◆ **Supplied records**:
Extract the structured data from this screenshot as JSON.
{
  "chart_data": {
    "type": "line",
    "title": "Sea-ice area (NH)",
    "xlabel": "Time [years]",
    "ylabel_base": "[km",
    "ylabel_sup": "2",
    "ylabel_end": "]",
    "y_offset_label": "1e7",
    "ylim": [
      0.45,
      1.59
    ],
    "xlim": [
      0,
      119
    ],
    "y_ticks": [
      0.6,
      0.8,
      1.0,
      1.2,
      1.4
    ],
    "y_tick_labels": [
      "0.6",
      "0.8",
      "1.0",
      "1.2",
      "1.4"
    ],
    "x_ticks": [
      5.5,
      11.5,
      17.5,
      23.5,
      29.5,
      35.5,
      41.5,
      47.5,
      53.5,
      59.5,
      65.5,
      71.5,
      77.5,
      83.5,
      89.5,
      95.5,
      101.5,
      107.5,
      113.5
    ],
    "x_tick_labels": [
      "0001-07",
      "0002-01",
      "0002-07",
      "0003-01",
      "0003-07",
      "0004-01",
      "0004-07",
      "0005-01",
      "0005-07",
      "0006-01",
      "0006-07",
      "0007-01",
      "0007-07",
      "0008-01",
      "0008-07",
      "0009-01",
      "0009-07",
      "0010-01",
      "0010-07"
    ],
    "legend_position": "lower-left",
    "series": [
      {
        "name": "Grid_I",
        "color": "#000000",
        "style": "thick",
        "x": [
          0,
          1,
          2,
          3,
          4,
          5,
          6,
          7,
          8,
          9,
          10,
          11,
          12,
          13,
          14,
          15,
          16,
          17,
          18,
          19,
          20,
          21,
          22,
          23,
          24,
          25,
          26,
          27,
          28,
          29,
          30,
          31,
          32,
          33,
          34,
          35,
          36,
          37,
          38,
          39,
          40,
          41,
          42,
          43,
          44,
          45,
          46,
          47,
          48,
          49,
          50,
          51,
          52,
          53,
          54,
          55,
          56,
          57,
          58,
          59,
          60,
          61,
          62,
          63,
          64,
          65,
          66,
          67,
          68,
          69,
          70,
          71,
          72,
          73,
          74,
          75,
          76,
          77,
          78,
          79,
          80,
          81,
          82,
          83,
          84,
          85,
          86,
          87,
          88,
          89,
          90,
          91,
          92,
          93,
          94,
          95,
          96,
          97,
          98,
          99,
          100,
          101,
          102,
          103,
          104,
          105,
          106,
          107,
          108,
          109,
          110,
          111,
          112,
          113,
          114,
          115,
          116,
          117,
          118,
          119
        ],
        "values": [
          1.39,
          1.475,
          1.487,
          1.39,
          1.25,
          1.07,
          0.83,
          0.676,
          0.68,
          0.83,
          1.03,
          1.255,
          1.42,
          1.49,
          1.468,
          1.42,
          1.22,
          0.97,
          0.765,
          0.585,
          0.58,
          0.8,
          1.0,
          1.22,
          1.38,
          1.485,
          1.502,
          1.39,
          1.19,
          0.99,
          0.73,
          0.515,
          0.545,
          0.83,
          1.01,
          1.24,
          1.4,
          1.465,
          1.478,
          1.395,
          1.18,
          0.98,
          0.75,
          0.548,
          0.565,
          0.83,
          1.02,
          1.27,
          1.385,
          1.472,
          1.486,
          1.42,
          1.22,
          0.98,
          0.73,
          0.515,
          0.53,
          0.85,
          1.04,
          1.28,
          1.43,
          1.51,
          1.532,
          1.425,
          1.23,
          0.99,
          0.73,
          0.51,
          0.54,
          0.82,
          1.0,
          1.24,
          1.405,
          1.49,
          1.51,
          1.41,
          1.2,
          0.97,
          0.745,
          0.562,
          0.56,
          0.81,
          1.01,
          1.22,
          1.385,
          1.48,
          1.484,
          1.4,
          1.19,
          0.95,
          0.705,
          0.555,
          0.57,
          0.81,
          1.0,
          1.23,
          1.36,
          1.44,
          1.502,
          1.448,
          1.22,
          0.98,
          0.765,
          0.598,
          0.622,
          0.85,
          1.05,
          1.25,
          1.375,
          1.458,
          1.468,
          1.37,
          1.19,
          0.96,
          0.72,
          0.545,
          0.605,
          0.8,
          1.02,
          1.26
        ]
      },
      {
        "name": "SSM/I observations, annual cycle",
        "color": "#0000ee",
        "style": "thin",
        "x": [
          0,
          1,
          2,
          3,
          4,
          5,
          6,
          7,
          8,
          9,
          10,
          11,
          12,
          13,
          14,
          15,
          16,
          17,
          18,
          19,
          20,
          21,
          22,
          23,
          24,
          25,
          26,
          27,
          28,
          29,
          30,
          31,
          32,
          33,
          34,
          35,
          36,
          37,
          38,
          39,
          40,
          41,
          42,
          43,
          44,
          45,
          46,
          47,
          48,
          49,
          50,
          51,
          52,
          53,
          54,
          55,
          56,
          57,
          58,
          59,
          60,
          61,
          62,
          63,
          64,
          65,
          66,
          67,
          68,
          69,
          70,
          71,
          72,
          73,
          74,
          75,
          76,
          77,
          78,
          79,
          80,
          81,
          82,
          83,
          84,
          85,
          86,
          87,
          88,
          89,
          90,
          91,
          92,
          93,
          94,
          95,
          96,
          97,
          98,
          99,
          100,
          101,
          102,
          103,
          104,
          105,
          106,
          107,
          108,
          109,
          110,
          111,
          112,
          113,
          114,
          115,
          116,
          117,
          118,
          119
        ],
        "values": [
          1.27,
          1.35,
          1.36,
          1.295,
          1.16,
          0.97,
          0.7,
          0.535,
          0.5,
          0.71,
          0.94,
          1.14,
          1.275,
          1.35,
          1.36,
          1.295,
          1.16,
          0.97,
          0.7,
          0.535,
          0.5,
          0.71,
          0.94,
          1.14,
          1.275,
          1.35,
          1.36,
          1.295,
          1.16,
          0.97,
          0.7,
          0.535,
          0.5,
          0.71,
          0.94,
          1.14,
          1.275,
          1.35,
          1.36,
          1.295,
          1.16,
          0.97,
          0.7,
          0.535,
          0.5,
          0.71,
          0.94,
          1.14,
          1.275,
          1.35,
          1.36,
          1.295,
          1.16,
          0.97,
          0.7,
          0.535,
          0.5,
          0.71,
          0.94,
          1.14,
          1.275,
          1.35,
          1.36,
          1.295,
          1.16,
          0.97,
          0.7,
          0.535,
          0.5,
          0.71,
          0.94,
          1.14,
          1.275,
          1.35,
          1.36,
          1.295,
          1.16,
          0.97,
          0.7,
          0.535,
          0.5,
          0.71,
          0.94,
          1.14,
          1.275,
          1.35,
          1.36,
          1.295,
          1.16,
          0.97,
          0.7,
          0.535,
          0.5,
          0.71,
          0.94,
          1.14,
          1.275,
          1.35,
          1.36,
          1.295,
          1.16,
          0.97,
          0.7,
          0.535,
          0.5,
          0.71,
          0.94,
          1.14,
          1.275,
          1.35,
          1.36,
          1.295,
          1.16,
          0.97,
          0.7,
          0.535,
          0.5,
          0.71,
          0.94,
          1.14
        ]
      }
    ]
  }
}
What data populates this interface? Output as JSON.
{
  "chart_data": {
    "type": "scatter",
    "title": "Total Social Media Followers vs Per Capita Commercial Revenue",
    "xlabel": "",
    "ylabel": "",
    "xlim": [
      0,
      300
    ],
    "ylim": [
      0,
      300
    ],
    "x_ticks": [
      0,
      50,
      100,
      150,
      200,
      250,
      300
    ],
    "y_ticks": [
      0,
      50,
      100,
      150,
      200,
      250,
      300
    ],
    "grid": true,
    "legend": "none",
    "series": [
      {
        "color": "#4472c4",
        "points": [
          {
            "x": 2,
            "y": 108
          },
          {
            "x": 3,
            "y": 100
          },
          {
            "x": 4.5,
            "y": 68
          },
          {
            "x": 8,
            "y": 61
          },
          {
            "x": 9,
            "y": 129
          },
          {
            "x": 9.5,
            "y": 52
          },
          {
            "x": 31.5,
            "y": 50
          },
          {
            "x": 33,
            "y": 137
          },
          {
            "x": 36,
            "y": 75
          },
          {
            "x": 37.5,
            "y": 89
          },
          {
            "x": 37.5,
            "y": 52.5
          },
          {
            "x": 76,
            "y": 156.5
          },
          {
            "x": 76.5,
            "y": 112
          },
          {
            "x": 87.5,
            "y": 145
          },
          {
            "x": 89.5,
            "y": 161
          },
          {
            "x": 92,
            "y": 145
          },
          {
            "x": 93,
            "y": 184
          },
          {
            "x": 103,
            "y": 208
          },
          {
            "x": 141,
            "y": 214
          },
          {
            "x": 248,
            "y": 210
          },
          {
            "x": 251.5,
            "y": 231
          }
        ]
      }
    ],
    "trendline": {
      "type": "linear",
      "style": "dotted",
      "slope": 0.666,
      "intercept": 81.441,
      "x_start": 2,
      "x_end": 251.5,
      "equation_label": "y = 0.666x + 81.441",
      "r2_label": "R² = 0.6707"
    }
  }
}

◆ **What the task asks**:
Find out how many lines in the listing contain the string "JSON". Give the number alone.

◆ **Output of the task**:
2